GIVEN TASK:
Please give the entries again in full and exactly, without any picture.

Figure content listings
────────

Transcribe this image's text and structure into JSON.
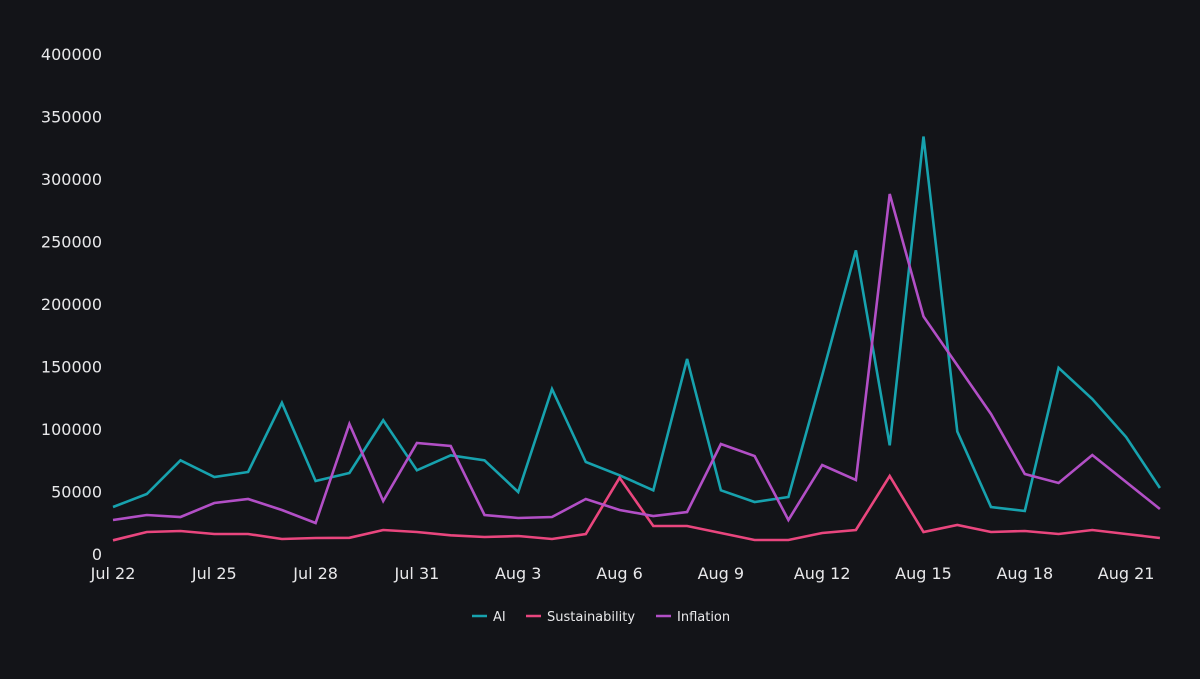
{
  "chart_data": {
    "type": "line",
    "title": "",
    "xlabel": "",
    "ylabel": "",
    "ylim": [
      0,
      400000
    ],
    "y_ticks": [
      "0",
      "50000",
      "100000",
      "150000",
      "200000",
      "250000",
      "300000",
      "350000",
      "400000"
    ],
    "y_tick_values": [
      0,
      50000,
      100000,
      150000,
      200000,
      250000,
      300000,
      350000,
      400000
    ],
    "x": [
      "Jul 22",
      "Jul 23",
      "Jul 24",
      "Jul 25",
      "Jul 26",
      "Jul 27",
      "Jul 28",
      "Jul 29",
      "Jul 30",
      "Jul 31",
      "Aug 1",
      "Aug 2",
      "Aug 3",
      "Aug 4",
      "Aug 5",
      "Aug 6",
      "Aug 7",
      "Aug 8",
      "Aug 9",
      "Aug 10",
      "Aug 11",
      "Aug 12",
      "Aug 13",
      "Aug 14",
      "Aug 15",
      "Aug 16",
      "Aug 17",
      "Aug 18",
      "Aug 19",
      "Aug 20",
      "Aug 21",
      "Aug 22"
    ],
    "x_ticks": [
      "Jul 22",
      "Jul 25",
      "Jul 28",
      "Jul 31",
      "Aug 3",
      "Aug 6",
      "Aug 9",
      "Aug 12",
      "Aug 15",
      "Aug 18",
      "Aug 21"
    ],
    "grid": false,
    "legend_position": "bottom",
    "series": [
      {
        "name": "AI",
        "color": "#17a2ae",
        "values": [
          37600,
          48000,
          75000,
          61600,
          65600,
          121000,
          58400,
          64800,
          107000,
          67000,
          79000,
          75000,
          49600,
          132000,
          73600,
          63000,
          51000,
          156000,
          51000,
          41600,
          45600,
          143000,
          243000,
          87000,
          334000,
          98000,
          37600,
          34400,
          149000,
          124000,
          93600,
          52800
        ]
      },
      {
        "name": "Sustainability",
        "color": "#e9467e",
        "values": [
          11000,
          17600,
          18400,
          16000,
          16000,
          12000,
          12800,
          13000,
          19200,
          17600,
          15000,
          13600,
          14400,
          12000,
          16000,
          61000,
          22400,
          22400,
          16800,
          11200,
          11200,
          16800,
          19200,
          62400,
          17600,
          23200,
          17600,
          18400,
          16000,
          19200,
          16000,
          12800
        ]
      },
      {
        "name": "Inflation",
        "color": "#b24fc6",
        "values": [
          27200,
          31200,
          29600,
          40800,
          44000,
          35200,
          24800,
          104000,
          42400,
          88800,
          86400,
          31200,
          28800,
          29600,
          44000,
          35200,
          30400,
          33600,
          88000,
          78400,
          27200,
          71200,
          59200,
          288000,
          190000,
          151000,
          112000,
          64000,
          56800,
          79200,
          57600,
          36000
        ]
      }
    ]
  }
}
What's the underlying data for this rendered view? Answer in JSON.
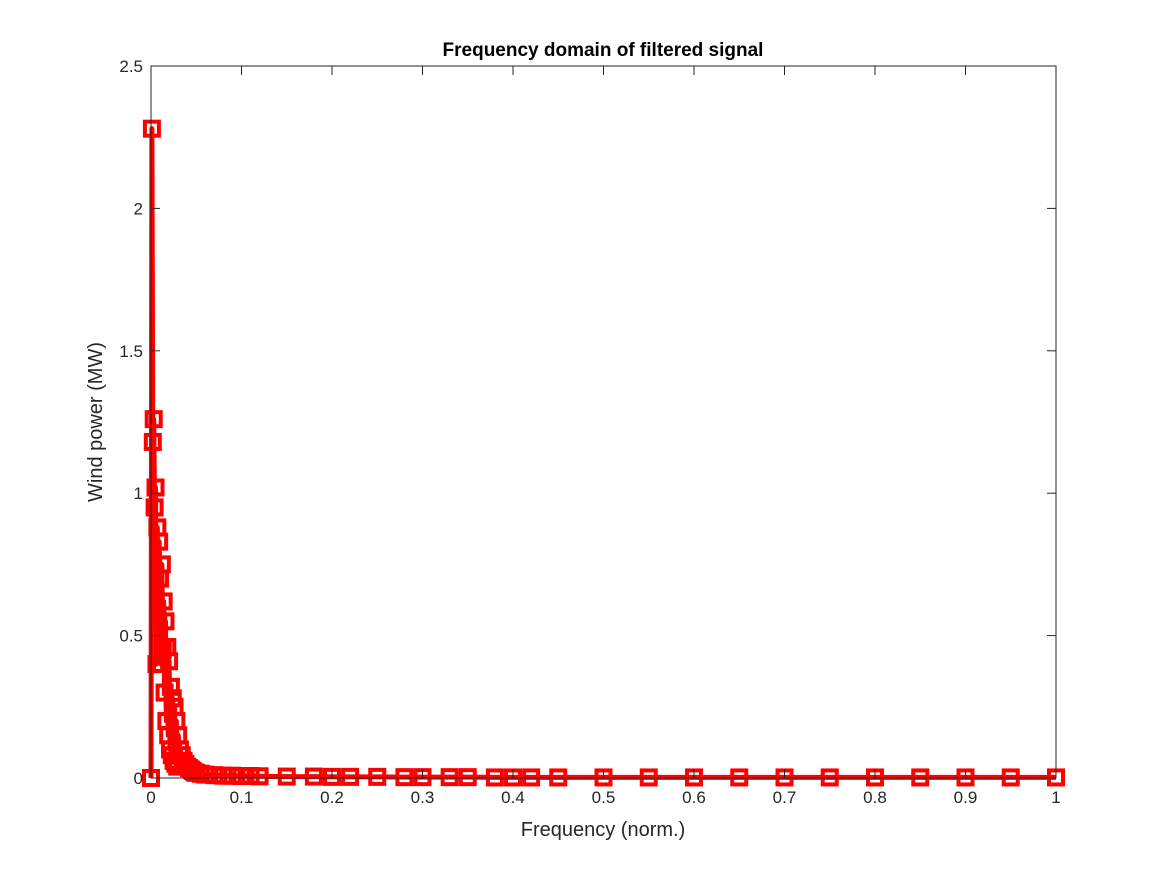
{
  "chart_data": {
    "type": "line",
    "title": "Frequency domain of filtered signal",
    "xlabel": "Frequency (norm.)",
    "ylabel": "Wind power (MW)",
    "xlim": [
      0,
      1
    ],
    "ylim": [
      0,
      2.5
    ],
    "xticks": [
      0,
      0.1,
      0.2,
      0.3,
      0.4,
      0.5,
      0.6,
      0.7,
      0.8,
      0.9,
      1
    ],
    "xtick_labels": [
      "0",
      "0.1",
      "0.2",
      "0.3",
      "0.4",
      "0.5",
      "0.6",
      "0.7",
      "0.8",
      "0.9",
      "1"
    ],
    "yticks": [
      0,
      0.5,
      1,
      1.5,
      2,
      2.5
    ],
    "ytick_labels": [
      "0",
      "0.5",
      "1",
      "1.5",
      "2",
      "2.5"
    ],
    "grid": false,
    "box": true,
    "series": [
      {
        "color": "#ff0000",
        "marker": "square",
        "x": [
          0.0,
          0.001,
          0.002,
          0.003,
          0.004,
          0.005,
          0.006,
          0.007,
          0.008,
          0.009,
          0.01,
          0.011,
          0.012,
          0.013,
          0.014,
          0.015,
          0.016,
          0.017,
          0.018,
          0.019,
          0.02,
          0.021,
          0.022,
          0.023,
          0.024,
          0.025,
          0.026,
          0.027,
          0.028,
          0.029,
          0.03,
          0.032,
          0.034,
          0.036,
          0.038,
          0.04,
          0.042,
          0.044,
          0.046,
          0.048,
          0.05,
          0.055,
          0.06,
          0.07,
          0.08,
          0.09,
          0.1,
          0.11,
          0.12,
          0.15,
          0.18,
          0.2,
          0.22,
          0.25,
          0.28,
          0.3,
          0.33,
          0.35,
          0.38,
          0.4,
          0.42,
          0.45,
          0.5,
          0.55,
          0.6,
          0.65,
          0.7,
          0.75,
          0.8,
          0.85,
          0.9,
          0.95,
          1.0
        ],
        "y": [
          0.0,
          2.28,
          1.18,
          1.26,
          0.95,
          1.02,
          0.4,
          0.88,
          0.55,
          0.83,
          0.7,
          0.4,
          0.75,
          0.45,
          0.62,
          0.3,
          0.55,
          0.2,
          0.46,
          0.15,
          0.41,
          0.1,
          0.32,
          0.08,
          0.28,
          0.06,
          0.25,
          0.05,
          0.2,
          0.04,
          0.15,
          0.1,
          0.08,
          0.06,
          0.05,
          0.04,
          0.035,
          0.03,
          0.025,
          0.02,
          0.018,
          0.015,
          0.012,
          0.01,
          0.008,
          0.008,
          0.007,
          0.007,
          0.006,
          0.005,
          0.005,
          0.004,
          0.004,
          0.004,
          0.003,
          0.003,
          0.003,
          0.003,
          0.002,
          0.002,
          0.002,
          0.002,
          0.002,
          0.002,
          0.002,
          0.002,
          0.002,
          0.002,
          0.002,
          0.002,
          0.002,
          0.002,
          0.002
        ]
      }
    ]
  }
}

────────

RESULT OF THE TASK:
Transcribe this image's text and structure into JSON.
{
  "chart_data": {
    "type": "line",
    "title": "",
    "xlabel": "",
    "ylabel": "",
    "ylim": [
      0,
      400000
    ],
    "y_ticks": [
      "0",
      "50000",
      "100000",
      "150000",
      "200000",
      "250000",
      "300000",
      "350000",
      "400000"
    ],
    "y_tick_values": [
      0,
      50000,
      100000,
      150000,
      200000,
      250000,
      300000,
      350000,
      400000
    ],
    "x": [
      "Jul 22",
      "Jul 23",
      "Jul 24",
      "Jul 25",
      "Jul 26",
      "Jul 27",
      "Jul 28",
      "Jul 29",
      "Jul 30",
      "Jul 31",
      "Aug 1",
      "Aug 2",
      "Aug 3",
      "Aug 4",
      "Aug 5",
      "Aug 6",
      "Aug 7",
      "Aug 8",
      "Aug 9",
      "Aug 10",
      "Aug 11",
      "Aug 12",
      "Aug 13",
      "Aug 14",
      "Aug 15",
      "Aug 16",
      "Aug 17",
      "Aug 18",
      "Aug 19",
      "Aug 20",
      "Aug 21",
      "Aug 22"
    ],
    "x_ticks": [
      "Jul 22",
      "Jul 25",
      "Jul 28",
      "Jul 31",
      "Aug 3",
      "Aug 6",
      "Aug 9",
      "Aug 12",
      "Aug 15",
      "Aug 18",
      "Aug 21"
    ],
    "grid": false,
    "legend_position": "bottom",
    "series": [
      {
        "name": "AI",
        "color": "#17a2ae",
        "values": [
          37600,
          48000,
          75000,
          61600,
          65600,
          121000,
          58400,
          64800,
          107000,
          67000,
          79000,
          75000,
          49600,
          132000,
          73600,
          63000,
          51000,
          156000,
          51000,
          41600,
          45600,
          143000,
          243000,
          87000,
          334000,
          98000,
          37600,
          34400,
          149000,
          124000,
          93600,
          52800
        ]
      },
      {
        "name": "Sustainability",
        "color": "#e9467e",
        "values": [
          11000,
          17600,
          18400,
          16000,
          16000,
          12000,
          12800,
          13000,
          19200,
          17600,
          15000,
          13600,
          14400,
          12000,
          16000,
          61000,
          22400,
          22400,
          16800,
          11200,
          11200,
          16800,
          19200,
          62400,
          17600,
          23200,
          17600,
          18400,
          16000,
          19200,
          16000,
          12800
        ]
      },
      {
        "name": "Inflation",
        "color": "#b24fc6",
        "values": [
          27200,
          31200,
          29600,
          40800,
          44000,
          35200,
          24800,
          104000,
          42400,
          88800,
          86400,
          31200,
          28800,
          29600,
          44000,
          35200,
          30400,
          33600,
          88000,
          78400,
          27200,
          71200,
          59200,
          288000,
          190000,
          151000,
          112000,
          64000,
          56800,
          79200,
          57600,
          36000
        ]
      }
    ]
  }
}
What's the underlying data for this rendered view? Answer in JSON.
{
  "chart_data": {
    "type": "line",
    "title": "Frequency domain of filtered signal",
    "xlabel": "Frequency (norm.)",
    "ylabel": "Wind power (MW)",
    "xlim": [
      0,
      1
    ],
    "ylim": [
      0,
      2.5
    ],
    "xticks": [
      0,
      0.1,
      0.2,
      0.3,
      0.4,
      0.5,
      0.6,
      0.7,
      0.8,
      0.9,
      1
    ],
    "xtick_labels": [
      "0",
      "0.1",
      "0.2",
      "0.3",
      "0.4",
      "0.5",
      "0.6",
      "0.7",
      "0.8",
      "0.9",
      "1"
    ],
    "yticks": [
      0,
      0.5,
      1,
      1.5,
      2,
      2.5
    ],
    "ytick_labels": [
      "0",
      "0.5",
      "1",
      "1.5",
      "2",
      "2.5"
    ],
    "grid": false,
    "box": true,
    "series": [
      {
        "color": "#ff0000",
        "marker": "square",
        "x": [
          0.0,
          0.001,
          0.002,
          0.003,
          0.004,
          0.005,
          0.006,
          0.007,
          0.008,
          0.009,
          0.01,
          0.011,
          0.012,
          0.013,
          0.014,
          0.015,
          0.016,
          0.017,
          0.018,
          0.019,
          0.02,
          0.021,
          0.022,
          0.023,
          0.024,
          0.025,
          0.026,
          0.027,
          0.028,
          0.029,
          0.03,
          0.032,
          0.034,
          0.036,
          0.038,
          0.04,
          0.042,
          0.044,
          0.046,
          0.048,
          0.05,
          0.055,
          0.06,
          0.07,
          0.08,
          0.09,
          0.1,
          0.11,
          0.12,
          0.15,
          0.18,
          0.2,
          0.22,
          0.25,
          0.28,
          0.3,
          0.33,
          0.35,
          0.38,
          0.4,
          0.42,
          0.45,
          0.5,
          0.55,
          0.6,
          0.65,
          0.7,
          0.75,
          0.8,
          0.85,
          0.9,
          0.95,
          1.0
        ],
        "y": [
          0.0,
          2.28,
          1.18,
          1.26,
          0.95,
          1.02,
          0.4,
          0.88,
          0.55,
          0.83,
          0.7,
          0.4,
          0.75,
          0.45,
          0.62,
          0.3,
          0.55,
          0.2,
          0.46,
          0.15,
          0.41,
          0.1,
          0.32,
          0.08,
          0.28,
          0.06,
          0.25,
          0.05,
          0.2,
          0.04,
          0.15,
          0.1,
          0.08,
          0.06,
          0.05,
          0.04,
          0.035,
          0.03,
          0.025,
          0.02,
          0.018,
          0.015,
          0.012,
          0.01,
          0.008,
          0.008,
          0.007,
          0.007,
          0.006,
          0.005,
          0.005,
          0.004,
          0.004,
          0.004,
          0.003,
          0.003,
          0.003,
          0.003,
          0.002,
          0.002,
          0.002,
          0.002,
          0.002,
          0.002,
          0.002,
          0.002,
          0.002,
          0.002,
          0.002,
          0.002,
          0.002,
          0.002,
          0.002
        ]
      }
    ]
  }
}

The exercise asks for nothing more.